** Start of DATASET ROWS **

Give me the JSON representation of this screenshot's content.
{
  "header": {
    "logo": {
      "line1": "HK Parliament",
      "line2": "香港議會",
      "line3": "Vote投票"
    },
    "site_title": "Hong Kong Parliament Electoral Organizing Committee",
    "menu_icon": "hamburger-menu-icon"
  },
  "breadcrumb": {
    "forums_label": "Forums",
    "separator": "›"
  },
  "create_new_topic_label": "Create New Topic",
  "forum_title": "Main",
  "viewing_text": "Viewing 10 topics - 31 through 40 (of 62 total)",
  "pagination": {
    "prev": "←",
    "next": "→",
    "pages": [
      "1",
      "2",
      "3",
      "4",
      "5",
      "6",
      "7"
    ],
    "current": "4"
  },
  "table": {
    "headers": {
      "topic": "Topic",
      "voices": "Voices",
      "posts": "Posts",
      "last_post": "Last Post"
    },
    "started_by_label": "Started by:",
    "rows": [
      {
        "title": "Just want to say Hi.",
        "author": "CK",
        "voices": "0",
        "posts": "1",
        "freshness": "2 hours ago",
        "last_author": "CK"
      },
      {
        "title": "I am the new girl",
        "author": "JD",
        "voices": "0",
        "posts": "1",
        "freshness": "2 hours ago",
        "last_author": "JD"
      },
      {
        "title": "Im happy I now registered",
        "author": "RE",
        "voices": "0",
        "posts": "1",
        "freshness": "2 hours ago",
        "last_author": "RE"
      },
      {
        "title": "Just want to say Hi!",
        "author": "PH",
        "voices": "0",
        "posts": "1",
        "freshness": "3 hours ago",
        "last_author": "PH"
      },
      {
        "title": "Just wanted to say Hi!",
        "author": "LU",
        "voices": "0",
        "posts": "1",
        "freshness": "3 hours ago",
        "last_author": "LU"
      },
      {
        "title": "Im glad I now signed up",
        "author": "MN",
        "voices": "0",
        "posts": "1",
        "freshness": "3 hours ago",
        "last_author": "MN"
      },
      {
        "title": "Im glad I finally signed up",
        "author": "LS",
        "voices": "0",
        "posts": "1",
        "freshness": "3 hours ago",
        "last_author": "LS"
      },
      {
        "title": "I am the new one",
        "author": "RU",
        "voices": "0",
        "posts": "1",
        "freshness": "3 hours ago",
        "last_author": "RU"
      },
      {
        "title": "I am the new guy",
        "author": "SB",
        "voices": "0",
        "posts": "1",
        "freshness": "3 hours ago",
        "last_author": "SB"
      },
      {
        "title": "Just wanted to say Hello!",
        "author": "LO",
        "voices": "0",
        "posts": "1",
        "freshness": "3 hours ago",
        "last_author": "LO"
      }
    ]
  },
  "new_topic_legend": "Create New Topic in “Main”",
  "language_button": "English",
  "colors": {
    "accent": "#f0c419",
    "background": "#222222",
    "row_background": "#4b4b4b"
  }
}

** End of DATASET ROWS **

• [WRITTEN INSTRUCTION]:
Print the material once more, exactly.

• [OUTPUT]:
Give me the JSON representation of this screenshot's content.
{
  "header": {
    "logo": {
      "line1": "HK Parliament",
      "line2": "香港議會",
      "line3": "Vote投票"
    },
    "site_title": "Hong Kong Parliament Electoral Organizing Committee",
    "menu_icon": "hamburger-menu-icon"
  },
  "breadcrumb": {
    "forums_label": "Forums",
    "separator": "›"
  },
  "create_new_topic_label": "Create New Topic",
  "forum_title": "Main",
  "viewing_text": "Viewing 10 topics - 31 through 40 (of 62 total)",
  "pagination": {
    "prev": "←",
    "next": "→",
    "pages": [
      "1",
      "2",
      "3",
      "4",
      "5",
      "6",
      "7"
    ],
    "current": "4"
  },
  "table": {
    "headers": {
      "topic": "Topic",
      "voices": "Voices",
      "posts": "Posts",
      "last_post": "Last Post"
    },
    "started_by_label": "Started by:",
    "rows": [
      {
        "title": "Just want to say Hi.",
        "author": "CK",
        "voices": "0",
        "posts": "1",
        "freshness": "2 hours ago",
        "last_author": "CK"
      },
      {
        "title": "I am the new girl",
        "author": "JD",
        "voices": "0",
        "posts": "1",
        "freshness": "2 hours ago",
        "last_author": "JD"
      },
      {
        "title": "Im happy I now registered",
        "author": "RE",
        "voices": "0",
        "posts": "1",
        "freshness": "2 hours ago",
        "last_author": "RE"
      },
      {
        "title": "Just want to say Hi!",
        "author": "PH",
        "voices": "0",
        "posts": "1",
        "freshness": "3 hours ago",
        "last_author": "PH"
      },
      {
        "title": "Just wanted to say Hi!",
        "author": "LU",
        "voices": "0",
        "posts": "1",
        "freshness": "3 hours ago",
        "last_author": "LU"
      },
      {
        "title": "Im glad I now signed up",
        "author": "MN",
        "voices": "0",
        "posts": "1",
        "freshness": "3 hours ago",
        "last_author": "MN"
      },
      {
        "title": "Im glad I finally signed up",
        "author": "LS",
        "voices": "0",
        "posts": "1",
        "freshness": "3 hours ago",
        "last_author": "LS"
      },
      {
        "title": "I am the new one",
        "author": "RU",
        "voices": "0",
        "posts": "1",
        "freshness": "3 hours ago",
        "last_author": "RU"
      },
      {
        "title": "I am the new guy",
        "author": "SB",
        "voices": "0",
        "posts": "1",
        "freshness": "3 hours ago",
        "last_author": "SB"
      },
      {
        "title": "Just wanted to say Hello!",
        "author": "LO",
        "voices": "0",
        "posts": "1",
        "freshness": "3 hours ago",
        "last_author": "LO"
      }
    ]
  },
  "new_topic_legend": "Create New Topic in “Main”",
  "language_button": "English",
  "colors": {
    "accent": "#f0c419",
    "background": "#222222",
    "row_background": "#4b4b4b"
  }
}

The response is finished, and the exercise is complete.